— begin Record set —

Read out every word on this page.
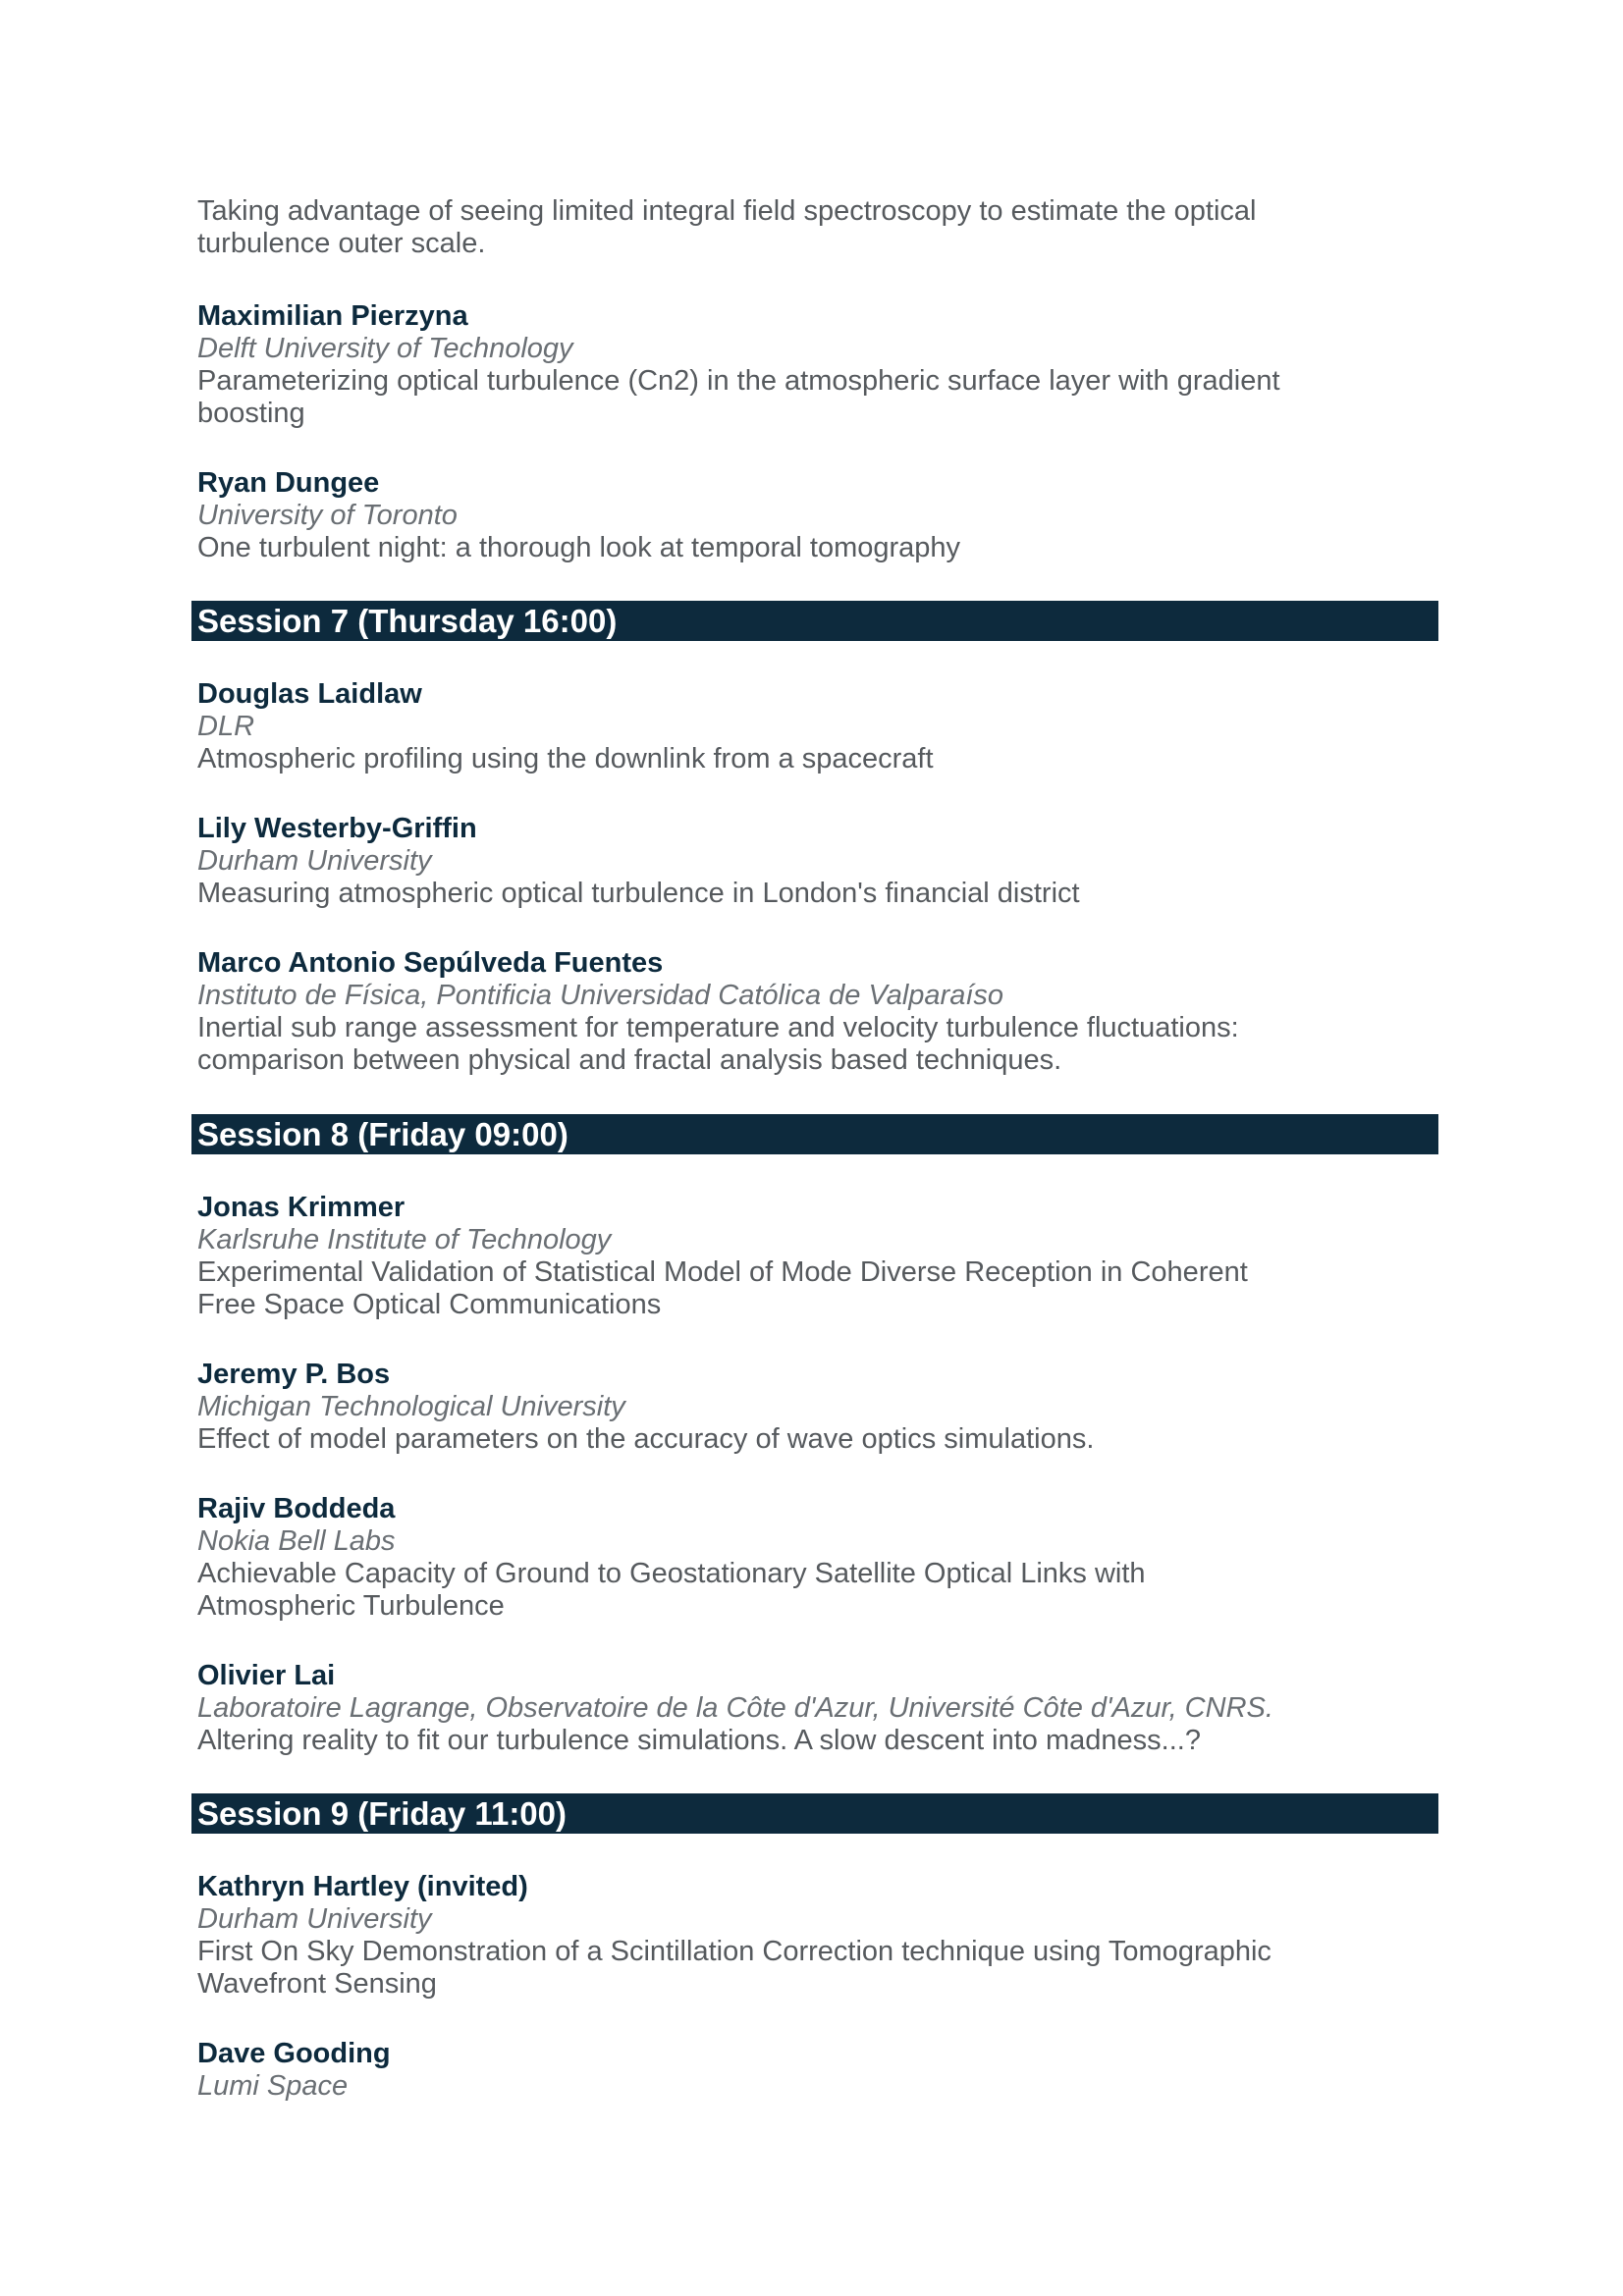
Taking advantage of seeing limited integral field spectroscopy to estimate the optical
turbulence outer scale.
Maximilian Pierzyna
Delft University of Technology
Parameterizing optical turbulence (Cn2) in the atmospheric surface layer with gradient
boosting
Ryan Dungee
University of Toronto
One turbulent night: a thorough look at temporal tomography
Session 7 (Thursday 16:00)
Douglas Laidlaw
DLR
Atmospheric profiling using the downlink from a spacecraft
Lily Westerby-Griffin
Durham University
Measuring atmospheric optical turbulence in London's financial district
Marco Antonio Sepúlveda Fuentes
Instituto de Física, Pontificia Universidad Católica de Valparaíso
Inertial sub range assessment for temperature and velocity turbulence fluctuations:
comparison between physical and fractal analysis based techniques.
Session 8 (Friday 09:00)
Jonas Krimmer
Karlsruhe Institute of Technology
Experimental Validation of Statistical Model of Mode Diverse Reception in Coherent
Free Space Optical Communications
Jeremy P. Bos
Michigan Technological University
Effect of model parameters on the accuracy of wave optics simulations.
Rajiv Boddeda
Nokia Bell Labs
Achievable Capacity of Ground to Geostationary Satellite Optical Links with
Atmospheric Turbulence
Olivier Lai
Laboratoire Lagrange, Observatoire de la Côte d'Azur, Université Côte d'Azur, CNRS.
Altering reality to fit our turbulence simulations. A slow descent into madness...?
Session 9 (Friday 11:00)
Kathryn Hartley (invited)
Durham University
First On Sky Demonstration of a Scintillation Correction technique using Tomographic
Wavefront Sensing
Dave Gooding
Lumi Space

— end Record set —
— begin Record set —

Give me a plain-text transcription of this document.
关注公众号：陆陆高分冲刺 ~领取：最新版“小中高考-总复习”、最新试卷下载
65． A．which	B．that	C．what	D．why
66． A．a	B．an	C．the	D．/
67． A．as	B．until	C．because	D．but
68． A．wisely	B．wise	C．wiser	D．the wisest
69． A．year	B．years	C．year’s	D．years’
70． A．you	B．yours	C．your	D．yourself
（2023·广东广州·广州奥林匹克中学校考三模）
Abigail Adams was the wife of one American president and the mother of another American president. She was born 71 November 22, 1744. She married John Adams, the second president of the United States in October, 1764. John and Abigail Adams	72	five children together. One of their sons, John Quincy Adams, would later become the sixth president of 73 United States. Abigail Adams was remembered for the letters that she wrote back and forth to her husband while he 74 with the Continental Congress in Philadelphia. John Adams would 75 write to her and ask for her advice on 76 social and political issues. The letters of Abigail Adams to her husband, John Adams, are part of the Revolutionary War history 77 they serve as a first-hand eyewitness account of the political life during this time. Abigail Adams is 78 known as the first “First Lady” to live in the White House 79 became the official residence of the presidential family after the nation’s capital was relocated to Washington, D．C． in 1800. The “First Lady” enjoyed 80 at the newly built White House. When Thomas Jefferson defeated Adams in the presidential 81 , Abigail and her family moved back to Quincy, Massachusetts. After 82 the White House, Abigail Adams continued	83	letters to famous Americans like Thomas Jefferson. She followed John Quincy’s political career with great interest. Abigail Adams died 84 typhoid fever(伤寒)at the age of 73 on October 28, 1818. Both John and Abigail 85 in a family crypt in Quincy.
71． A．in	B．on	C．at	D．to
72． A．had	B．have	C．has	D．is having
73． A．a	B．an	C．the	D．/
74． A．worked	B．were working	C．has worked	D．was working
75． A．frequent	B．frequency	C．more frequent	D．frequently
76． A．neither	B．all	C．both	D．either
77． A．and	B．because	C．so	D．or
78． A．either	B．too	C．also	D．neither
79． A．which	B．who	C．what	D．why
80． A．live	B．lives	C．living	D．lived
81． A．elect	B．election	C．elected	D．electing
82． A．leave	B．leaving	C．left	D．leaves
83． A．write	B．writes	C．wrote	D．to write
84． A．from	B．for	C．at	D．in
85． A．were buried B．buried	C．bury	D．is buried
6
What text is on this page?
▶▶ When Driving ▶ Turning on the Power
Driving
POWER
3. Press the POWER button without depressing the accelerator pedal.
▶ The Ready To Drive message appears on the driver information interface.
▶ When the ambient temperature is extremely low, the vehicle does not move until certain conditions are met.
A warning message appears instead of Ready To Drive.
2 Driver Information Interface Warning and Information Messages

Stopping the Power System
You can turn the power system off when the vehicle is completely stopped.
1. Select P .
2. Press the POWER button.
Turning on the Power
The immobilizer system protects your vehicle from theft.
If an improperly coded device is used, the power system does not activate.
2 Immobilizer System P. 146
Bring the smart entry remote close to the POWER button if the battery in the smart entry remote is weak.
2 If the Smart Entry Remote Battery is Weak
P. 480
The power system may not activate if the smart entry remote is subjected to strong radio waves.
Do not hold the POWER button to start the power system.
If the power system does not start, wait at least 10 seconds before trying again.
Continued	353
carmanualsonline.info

— end Record set —

What the task asks —
Find every line in the records above that contains the word "using", and copy each one.

Exercise response —
Atmospheric profiling using the downlink from a spacecraft
First On Sky Demonstration of a Scintillation Correction technique using Tomographic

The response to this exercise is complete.